[Data entries]
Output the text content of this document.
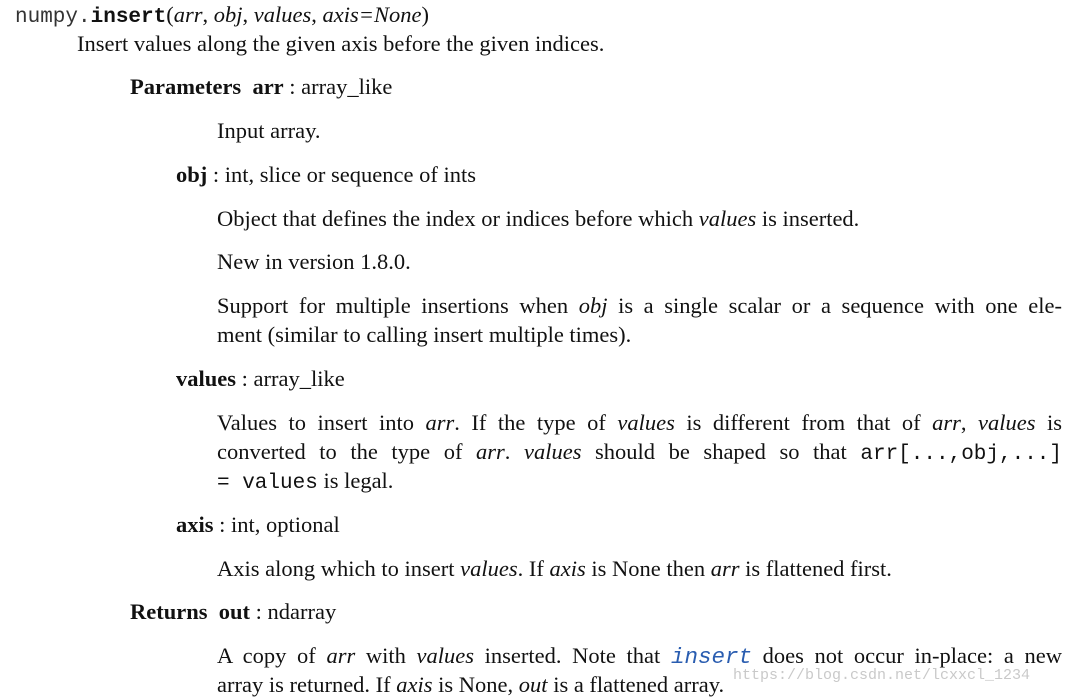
numpy.insert(arr, obj, values, axis=None)
Insert values along the given axis before the given indices.
Parameters arr : array_like
Input array.
obj : int, slice or sequence of ints
Object that defines the index or indices before which values is inserted.
New in version 1.8.0.
Support for multiple insertions when obj is a single scalar or a sequence with one ele-
ment (similar to calling insert multiple times).
values : array_like
Values to insert into arr. If the type of values is different from that of arr, values is
converted to the type of arr. values should be shaped so that arr[...,obj,...]
= values is legal.
axis : int, optional
Axis along which to insert values. If axis is None then arr is flattened first.
Returns out : ndarray
A copy of arr with values inserted. Note that insert does not occur in-place: a new
array is returned. If axis is None, out is a flattened array. https://blog.csdn.net/lcxxcl_1234
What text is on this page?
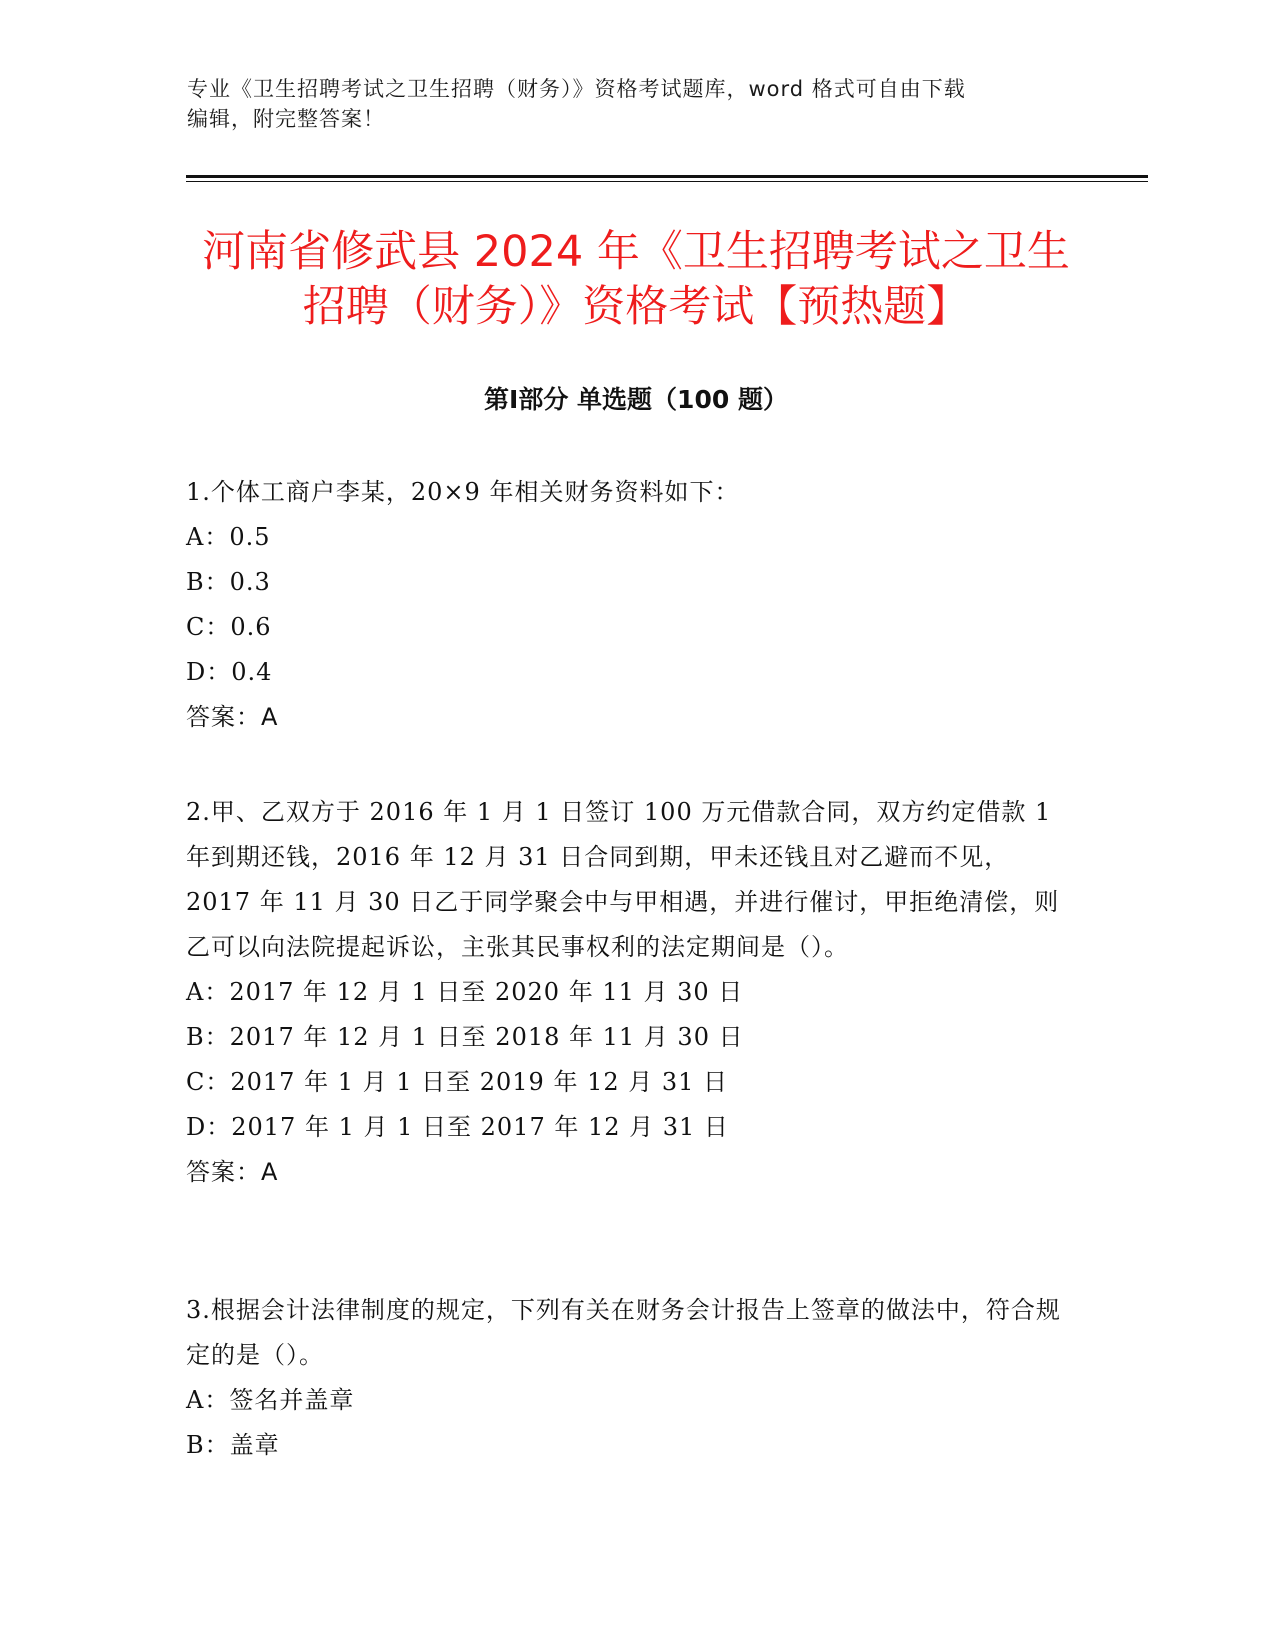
专业《卫生招聘考试之卫生招聘（财务）》资格考试题库，word 格式可自由下载
编辑，附完整答案！
河南省修武县 2024 年《卫生招聘考试之卫生
招聘（财务）》资格考试【预热题】
第Ⅰ部分 单选题（100 题）

1.个体工商户李某，20×9 年相关财务资料如下：

A：0.5

B：0.3

C：0.6

D：0.4

答案：A

2.甲、乙双方于 2016 年 1 月 1 日签订 100 万元借款合同，双方约定借款 1 年到期还钱，2016 年 12 月 31 日合同到期，甲未还钱且对乙避而不见，2017 年 11 月 30 日乙于同学聚会中与甲相遇，并进行催讨，甲拒绝清偿，则乙可以向法院提起诉讼，主张其民事权利的法定期间是（）。

A：2017 年 12 月 1 日至 2020 年 11 月 30 日

B：2017 年 12 月 1 日至 2018 年 11 月 30 日

C：2017 年 1 月 1 日至 2019 年 12 月 31 日

D：2017 年 1 月 1 日至 2017 年 12 月 31 日

答案：A

3.根据会计法律制度的规定，下列有关在财务会计报告上签章的做法中，符合规定的是（）。

A：签名并盖章

B：盖章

■ **WHAT YOU NEED TO DO**
Leave images out of the retyped records; keep all else exact.

■ **PROBLEM SOLUTION**
Output the text content of this document.
numpy.insert(arr, obj, values, axis=None)
Insert values along the given axis before the given indices.
Parameters arr : array_like
Input array.
obj : int, slice or sequence of ints
Object that defines the index or indices before which values is inserted.
New in version 1.8.0.
Support for multiple insertions when obj is a single scalar or a sequence with one ele-
ment (similar to calling insert multiple times).
values : array_like
Values to insert into arr. If the type of values is different from that of arr, values is
converted to the type of arr. values should be shaped so that arr[...,obj,...]
= values is legal.
axis : int, optional
Axis along which to insert values. If axis is None then arr is flattened first.
Returns out : ndarray
A copy of arr with values inserted. Note that insert does not occur in-place: a new
array is returned. If axis is None, out is a flattened array. https://blog.csdn.net/lcxxcl_1234
What text is on this page?
专业《卫生招聘考试之卫生招聘（财务）》资格考试题库，word 格式可自由下载
编辑，附完整答案！
河南省修武县 2024 年《卫生招聘考试之卫生
招聘（财务）》资格考试【预热题】
第Ⅰ部分 单选题（100 题）

1.个体工商户李某，20×9 年相关财务资料如下：

A：0.5

B：0.3

C：0.6

D：0.4

答案：A

2.甲、乙双方于 2016 年 1 月 1 日签订 100 万元借款合同，双方约定借款 1 年到期还钱，2016 年 12 月 31 日合同到期，甲未还钱且对乙避而不见，2017 年 11 月 30 日乙于同学聚会中与甲相遇，并进行催讨，甲拒绝清偿，则乙可以向法院提起诉讼，主张其民事权利的法定期间是（）。

A：2017 年 12 月 1 日至 2020 年 11 月 30 日

B：2017 年 12 月 1 日至 2018 年 11 月 30 日

C：2017 年 1 月 1 日至 2019 年 12 月 31 日

D：2017 年 1 月 1 日至 2017 年 12 月 31 日

答案：A

3.根据会计法律制度的规定，下列有关在财务会计报告上签章的做法中，符合规定的是（）。

A：签名并盖章

B：盖章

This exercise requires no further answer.